__Written request__. Search the material below for the word "Audio" and copy every line in which it occurs.

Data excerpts
◇ ◇ ◇
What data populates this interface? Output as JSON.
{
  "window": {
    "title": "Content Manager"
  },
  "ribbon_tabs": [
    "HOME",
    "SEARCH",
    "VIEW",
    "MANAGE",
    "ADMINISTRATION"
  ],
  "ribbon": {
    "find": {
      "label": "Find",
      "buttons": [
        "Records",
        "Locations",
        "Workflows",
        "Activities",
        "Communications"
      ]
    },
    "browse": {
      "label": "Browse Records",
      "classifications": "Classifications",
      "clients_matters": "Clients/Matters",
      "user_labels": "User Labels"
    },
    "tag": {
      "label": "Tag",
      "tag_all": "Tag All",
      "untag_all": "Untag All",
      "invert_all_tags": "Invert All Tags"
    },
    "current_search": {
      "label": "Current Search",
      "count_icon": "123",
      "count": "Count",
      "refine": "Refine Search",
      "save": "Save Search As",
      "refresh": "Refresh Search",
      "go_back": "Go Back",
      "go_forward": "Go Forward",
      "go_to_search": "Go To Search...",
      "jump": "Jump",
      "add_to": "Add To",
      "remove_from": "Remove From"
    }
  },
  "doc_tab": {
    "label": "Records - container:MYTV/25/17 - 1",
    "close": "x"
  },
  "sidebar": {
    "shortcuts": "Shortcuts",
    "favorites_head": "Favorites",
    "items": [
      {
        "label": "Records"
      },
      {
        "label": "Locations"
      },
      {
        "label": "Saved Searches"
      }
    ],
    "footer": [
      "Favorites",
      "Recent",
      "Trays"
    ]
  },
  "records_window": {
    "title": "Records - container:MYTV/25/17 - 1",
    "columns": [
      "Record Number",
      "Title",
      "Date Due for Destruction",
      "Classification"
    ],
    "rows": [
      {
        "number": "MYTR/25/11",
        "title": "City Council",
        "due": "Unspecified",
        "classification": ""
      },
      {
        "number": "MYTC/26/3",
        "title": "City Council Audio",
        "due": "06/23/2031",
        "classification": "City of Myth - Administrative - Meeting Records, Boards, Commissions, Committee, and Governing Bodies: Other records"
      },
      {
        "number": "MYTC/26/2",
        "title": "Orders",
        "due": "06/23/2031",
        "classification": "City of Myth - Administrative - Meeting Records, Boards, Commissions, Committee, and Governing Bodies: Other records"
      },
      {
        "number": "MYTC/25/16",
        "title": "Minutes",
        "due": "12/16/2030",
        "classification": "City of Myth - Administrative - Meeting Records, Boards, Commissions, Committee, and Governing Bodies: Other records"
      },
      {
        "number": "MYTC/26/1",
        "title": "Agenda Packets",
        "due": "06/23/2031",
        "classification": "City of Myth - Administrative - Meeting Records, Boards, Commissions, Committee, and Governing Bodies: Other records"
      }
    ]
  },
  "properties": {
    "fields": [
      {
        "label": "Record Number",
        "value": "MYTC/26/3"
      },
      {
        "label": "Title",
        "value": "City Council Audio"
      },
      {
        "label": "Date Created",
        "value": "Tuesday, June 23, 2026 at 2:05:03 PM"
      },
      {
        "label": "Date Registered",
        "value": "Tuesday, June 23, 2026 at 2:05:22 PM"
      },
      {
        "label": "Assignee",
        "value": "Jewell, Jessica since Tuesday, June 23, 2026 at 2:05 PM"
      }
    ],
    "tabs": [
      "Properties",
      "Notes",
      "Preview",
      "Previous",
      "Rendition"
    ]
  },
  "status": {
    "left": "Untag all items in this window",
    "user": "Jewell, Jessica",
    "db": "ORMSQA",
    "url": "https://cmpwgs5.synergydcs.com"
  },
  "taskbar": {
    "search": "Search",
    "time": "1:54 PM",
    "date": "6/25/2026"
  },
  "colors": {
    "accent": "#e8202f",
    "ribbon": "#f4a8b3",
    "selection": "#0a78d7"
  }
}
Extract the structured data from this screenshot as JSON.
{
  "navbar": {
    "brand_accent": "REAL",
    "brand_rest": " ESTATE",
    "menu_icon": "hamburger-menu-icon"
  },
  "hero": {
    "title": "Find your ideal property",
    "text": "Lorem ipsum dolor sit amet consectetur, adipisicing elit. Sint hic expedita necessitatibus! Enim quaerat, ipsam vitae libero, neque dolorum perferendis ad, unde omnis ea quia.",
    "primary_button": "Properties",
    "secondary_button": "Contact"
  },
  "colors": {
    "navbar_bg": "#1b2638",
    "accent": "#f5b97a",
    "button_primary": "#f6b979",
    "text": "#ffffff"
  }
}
◇ ◇ ◇
__Full response__.
        "title": "City Council Audio",
        "value": "City Council Audio"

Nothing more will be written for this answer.